Recorded information:

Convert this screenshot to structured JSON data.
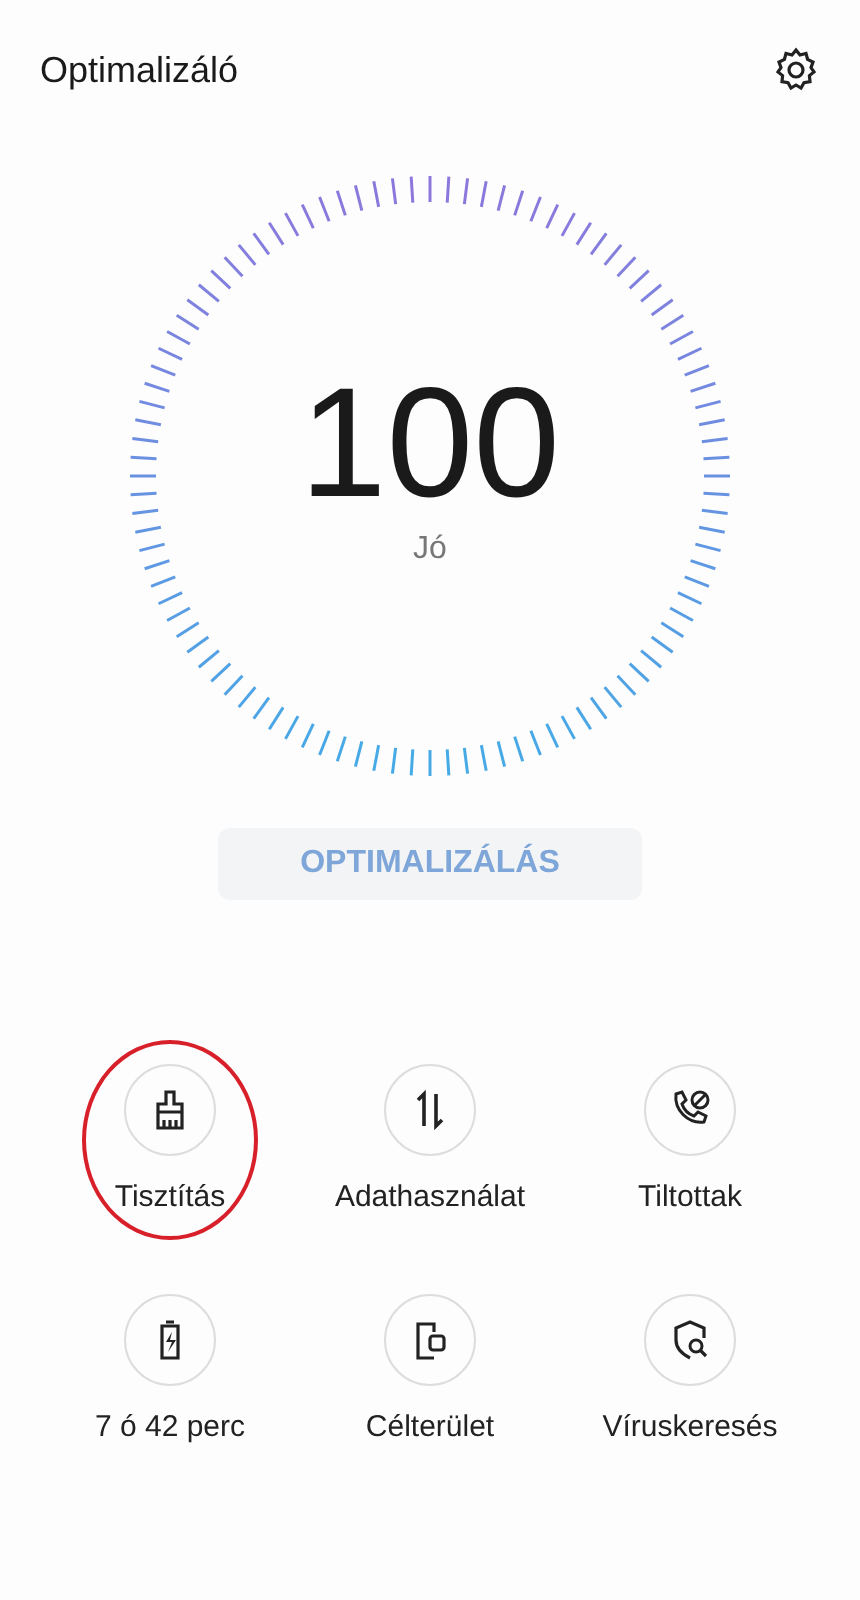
{
  "header": {
    "title": "Optimalizáló"
  },
  "score": {
    "value": "100",
    "rating": "Jó"
  },
  "optimize_button": {
    "label": "OPTIMALIZÁLÁS",
    "disabled": true
  },
  "tools": [
    {
      "kind": "broom",
      "label": "Tisztítás",
      "circled": true
    },
    {
      "kind": "data",
      "label": "Adathasználat",
      "circled": false
    },
    {
      "kind": "blocked",
      "label": "Tiltottak",
      "circled": false
    },
    {
      "kind": "battery",
      "label": "7 ó 42 perc",
      "circled": false
    },
    {
      "kind": "phone",
      "label": "Célterület",
      "circled": false
    },
    {
      "kind": "shield",
      "label": "Víruskeresés",
      "circled": false
    }
  ]
}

Required task: Reproduce all of the entries word for word, skipping any pictures they hold.

Solution:
Convert this screenshot to structured JSON data.
{
  "header": {
    "title": "Optimalizáló"
  },
  "score": {
    "value": "100",
    "rating": "Jó"
  },
  "optimize_button": {
    "label": "OPTIMALIZÁLÁS",
    "disabled": true
  },
  "tools": [
    {
      "kind": "broom",
      "label": "Tisztítás",
      "circled": true
    },
    {
      "kind": "data",
      "label": "Adathasználat",
      "circled": false
    },
    {
      "kind": "blocked",
      "label": "Tiltottak",
      "circled": false
    },
    {
      "kind": "battery",
      "label": "7 ó 42 perc",
      "circled": false
    },
    {
      "kind": "phone",
      "label": "Célterület",
      "circled": false
    },
    {
      "kind": "shield",
      "label": "Víruskeresés",
      "circled": false
    }
  ]
}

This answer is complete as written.